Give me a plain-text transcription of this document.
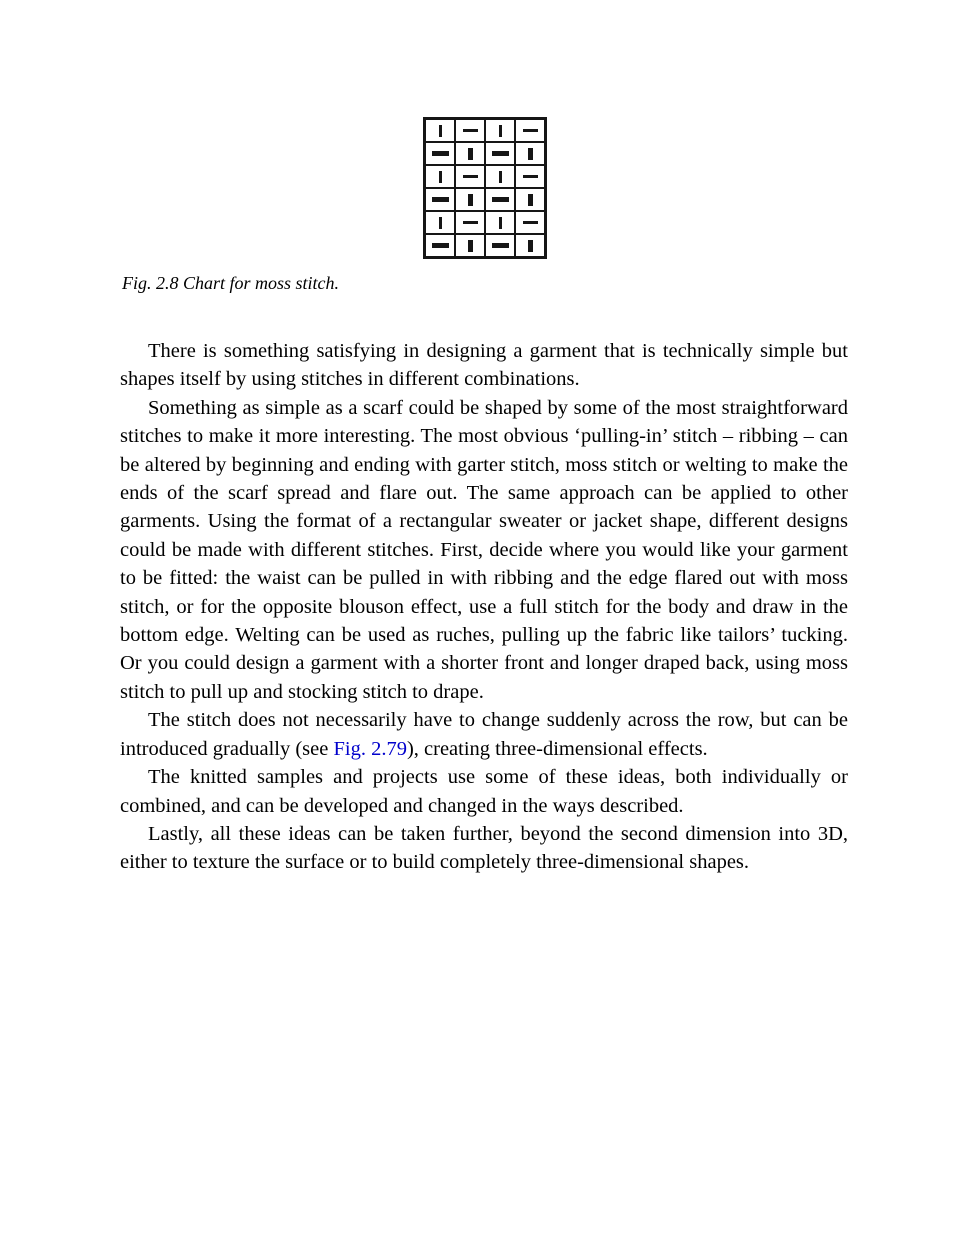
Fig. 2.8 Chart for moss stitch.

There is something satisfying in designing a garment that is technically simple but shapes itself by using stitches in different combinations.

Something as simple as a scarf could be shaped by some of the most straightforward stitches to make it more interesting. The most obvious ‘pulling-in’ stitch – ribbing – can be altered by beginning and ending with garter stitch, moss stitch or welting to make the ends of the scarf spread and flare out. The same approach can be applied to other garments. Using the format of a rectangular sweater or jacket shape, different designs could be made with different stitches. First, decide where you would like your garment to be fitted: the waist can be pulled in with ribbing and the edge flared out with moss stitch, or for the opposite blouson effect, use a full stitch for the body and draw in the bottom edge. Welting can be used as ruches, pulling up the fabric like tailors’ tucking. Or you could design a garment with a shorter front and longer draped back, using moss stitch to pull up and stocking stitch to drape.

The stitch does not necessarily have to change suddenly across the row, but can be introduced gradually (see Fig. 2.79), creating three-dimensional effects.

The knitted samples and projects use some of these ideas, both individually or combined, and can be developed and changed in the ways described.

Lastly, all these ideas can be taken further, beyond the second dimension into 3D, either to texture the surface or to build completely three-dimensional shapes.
==
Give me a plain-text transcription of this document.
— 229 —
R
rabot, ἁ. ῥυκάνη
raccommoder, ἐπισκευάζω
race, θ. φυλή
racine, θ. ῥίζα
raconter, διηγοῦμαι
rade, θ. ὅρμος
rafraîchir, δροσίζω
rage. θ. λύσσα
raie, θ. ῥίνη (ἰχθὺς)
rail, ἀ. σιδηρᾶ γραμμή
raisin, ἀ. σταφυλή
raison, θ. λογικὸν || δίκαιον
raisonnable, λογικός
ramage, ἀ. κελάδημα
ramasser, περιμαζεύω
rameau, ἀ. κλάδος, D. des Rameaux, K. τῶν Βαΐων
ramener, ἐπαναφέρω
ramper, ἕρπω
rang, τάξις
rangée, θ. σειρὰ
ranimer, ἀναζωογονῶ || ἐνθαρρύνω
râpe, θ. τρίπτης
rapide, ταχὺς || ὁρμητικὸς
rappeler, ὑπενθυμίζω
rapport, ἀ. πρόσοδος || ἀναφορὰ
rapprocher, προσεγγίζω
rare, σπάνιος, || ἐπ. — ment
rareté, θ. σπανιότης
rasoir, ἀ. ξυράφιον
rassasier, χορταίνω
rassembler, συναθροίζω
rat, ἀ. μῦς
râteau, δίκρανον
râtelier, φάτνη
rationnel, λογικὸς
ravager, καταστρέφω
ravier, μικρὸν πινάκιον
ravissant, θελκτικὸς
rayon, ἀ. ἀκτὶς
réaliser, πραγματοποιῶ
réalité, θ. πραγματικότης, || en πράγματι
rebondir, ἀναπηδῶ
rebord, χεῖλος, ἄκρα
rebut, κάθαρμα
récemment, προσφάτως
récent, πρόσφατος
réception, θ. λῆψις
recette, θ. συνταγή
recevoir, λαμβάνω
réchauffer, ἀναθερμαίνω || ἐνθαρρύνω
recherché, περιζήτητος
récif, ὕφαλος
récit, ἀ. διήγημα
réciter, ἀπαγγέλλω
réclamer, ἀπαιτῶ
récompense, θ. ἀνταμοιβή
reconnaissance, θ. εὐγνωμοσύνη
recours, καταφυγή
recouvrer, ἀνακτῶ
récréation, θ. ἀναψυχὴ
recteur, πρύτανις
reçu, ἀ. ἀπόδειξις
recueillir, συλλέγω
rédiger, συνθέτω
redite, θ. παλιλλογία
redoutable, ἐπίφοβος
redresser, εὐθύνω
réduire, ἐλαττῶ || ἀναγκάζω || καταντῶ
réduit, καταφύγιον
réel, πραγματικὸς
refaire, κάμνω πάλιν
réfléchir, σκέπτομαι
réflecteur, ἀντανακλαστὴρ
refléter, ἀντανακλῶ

### What you need to do
Using the records above, gather all lines where the string "ἐνθαρρύνω" is present.

### Response below
ranimer, ἀναζωογονῶ || ἐνθαρρύνω
réchauffer, ἀναθερμαίνω || ἐνθαρρύνω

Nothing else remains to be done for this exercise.